WHAT IS BEING ASKED
Each line of the listing that contains the word "Desiccant" is to be copied.

■ ■ ■ ■

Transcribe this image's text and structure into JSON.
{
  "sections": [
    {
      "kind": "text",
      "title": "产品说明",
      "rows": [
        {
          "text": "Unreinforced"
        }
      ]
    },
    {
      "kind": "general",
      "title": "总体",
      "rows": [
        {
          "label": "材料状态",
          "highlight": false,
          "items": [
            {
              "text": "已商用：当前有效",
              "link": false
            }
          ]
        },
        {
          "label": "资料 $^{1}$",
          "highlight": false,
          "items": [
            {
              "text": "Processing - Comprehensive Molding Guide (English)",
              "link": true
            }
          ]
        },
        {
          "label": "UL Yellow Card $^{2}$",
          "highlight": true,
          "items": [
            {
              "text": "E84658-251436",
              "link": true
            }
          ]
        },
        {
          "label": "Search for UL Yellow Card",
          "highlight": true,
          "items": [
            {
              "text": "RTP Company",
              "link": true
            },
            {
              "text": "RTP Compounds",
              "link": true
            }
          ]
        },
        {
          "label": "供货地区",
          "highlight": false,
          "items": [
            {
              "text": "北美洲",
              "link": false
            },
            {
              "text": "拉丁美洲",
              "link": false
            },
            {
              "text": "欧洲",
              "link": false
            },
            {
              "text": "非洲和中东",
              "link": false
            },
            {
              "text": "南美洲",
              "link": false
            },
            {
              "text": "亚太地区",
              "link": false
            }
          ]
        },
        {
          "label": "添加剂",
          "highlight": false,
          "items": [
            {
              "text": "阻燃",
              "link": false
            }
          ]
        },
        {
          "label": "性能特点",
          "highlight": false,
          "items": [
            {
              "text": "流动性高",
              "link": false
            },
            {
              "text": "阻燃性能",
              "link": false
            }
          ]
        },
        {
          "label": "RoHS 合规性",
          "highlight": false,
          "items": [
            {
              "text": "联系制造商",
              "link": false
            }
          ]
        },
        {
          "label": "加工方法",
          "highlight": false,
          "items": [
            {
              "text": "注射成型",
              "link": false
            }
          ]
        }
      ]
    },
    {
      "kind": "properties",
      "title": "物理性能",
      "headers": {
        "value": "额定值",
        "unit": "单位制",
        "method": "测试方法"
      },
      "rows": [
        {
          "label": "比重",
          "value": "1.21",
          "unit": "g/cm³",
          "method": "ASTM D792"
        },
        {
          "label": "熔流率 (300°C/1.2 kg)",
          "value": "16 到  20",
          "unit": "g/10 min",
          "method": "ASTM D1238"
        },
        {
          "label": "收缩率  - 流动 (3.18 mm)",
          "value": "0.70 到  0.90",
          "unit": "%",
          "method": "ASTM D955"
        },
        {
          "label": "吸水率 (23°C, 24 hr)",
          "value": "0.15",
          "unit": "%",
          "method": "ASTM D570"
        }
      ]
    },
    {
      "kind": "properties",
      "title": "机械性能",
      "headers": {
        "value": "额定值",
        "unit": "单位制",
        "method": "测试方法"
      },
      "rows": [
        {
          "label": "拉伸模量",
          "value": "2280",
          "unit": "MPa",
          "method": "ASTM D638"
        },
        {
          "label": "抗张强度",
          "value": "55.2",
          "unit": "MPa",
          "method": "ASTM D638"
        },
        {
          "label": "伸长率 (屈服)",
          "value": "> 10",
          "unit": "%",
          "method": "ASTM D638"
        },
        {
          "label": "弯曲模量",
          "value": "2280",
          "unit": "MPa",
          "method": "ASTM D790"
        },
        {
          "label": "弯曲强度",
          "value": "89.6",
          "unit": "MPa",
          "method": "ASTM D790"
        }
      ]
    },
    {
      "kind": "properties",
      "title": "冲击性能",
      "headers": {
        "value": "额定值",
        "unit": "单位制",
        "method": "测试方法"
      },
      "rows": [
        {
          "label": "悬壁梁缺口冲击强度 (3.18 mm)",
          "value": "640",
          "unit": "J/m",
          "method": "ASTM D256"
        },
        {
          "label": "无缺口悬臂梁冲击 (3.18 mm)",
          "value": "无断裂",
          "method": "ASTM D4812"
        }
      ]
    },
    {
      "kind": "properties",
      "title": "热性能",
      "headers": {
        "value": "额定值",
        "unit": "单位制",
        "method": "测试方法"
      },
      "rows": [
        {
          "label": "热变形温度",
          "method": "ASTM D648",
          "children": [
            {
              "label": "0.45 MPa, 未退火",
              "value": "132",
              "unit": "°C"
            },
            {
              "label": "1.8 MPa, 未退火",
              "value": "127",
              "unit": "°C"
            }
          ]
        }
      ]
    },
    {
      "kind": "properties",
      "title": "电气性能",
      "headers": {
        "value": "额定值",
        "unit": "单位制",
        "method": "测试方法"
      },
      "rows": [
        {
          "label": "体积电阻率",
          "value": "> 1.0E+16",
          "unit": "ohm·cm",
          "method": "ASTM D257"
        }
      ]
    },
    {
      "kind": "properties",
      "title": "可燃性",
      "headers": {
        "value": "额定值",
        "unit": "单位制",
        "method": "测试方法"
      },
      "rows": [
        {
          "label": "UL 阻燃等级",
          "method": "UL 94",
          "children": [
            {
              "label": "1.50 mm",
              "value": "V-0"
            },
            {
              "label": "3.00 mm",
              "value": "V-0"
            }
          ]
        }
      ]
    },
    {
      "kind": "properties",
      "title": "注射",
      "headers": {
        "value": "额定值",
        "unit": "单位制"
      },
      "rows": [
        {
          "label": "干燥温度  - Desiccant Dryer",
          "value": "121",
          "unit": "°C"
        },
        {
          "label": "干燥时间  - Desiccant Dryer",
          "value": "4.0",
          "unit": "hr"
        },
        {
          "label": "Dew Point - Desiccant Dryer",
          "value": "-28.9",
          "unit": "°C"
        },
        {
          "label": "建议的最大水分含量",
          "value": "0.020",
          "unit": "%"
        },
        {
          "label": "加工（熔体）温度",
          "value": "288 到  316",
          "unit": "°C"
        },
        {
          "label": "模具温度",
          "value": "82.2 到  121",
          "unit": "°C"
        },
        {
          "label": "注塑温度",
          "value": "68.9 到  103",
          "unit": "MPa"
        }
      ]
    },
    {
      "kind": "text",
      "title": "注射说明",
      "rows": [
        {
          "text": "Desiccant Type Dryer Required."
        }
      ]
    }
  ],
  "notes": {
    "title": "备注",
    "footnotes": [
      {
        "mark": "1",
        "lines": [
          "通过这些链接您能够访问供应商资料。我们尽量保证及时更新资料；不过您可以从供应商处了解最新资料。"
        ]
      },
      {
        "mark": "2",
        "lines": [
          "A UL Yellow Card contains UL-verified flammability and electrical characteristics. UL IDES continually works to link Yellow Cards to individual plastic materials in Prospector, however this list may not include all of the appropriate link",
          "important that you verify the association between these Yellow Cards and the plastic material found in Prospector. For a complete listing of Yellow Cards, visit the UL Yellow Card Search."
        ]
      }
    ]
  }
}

■ ■ ■ ■

FULL ANSWER
          "label": "干燥温度  - Desiccant Dryer",
          "label": "干燥时间  - Desiccant Dryer",
          "label": "Dew Point - Desiccant Dryer",
          "text": "Desiccant Type Dryer Required."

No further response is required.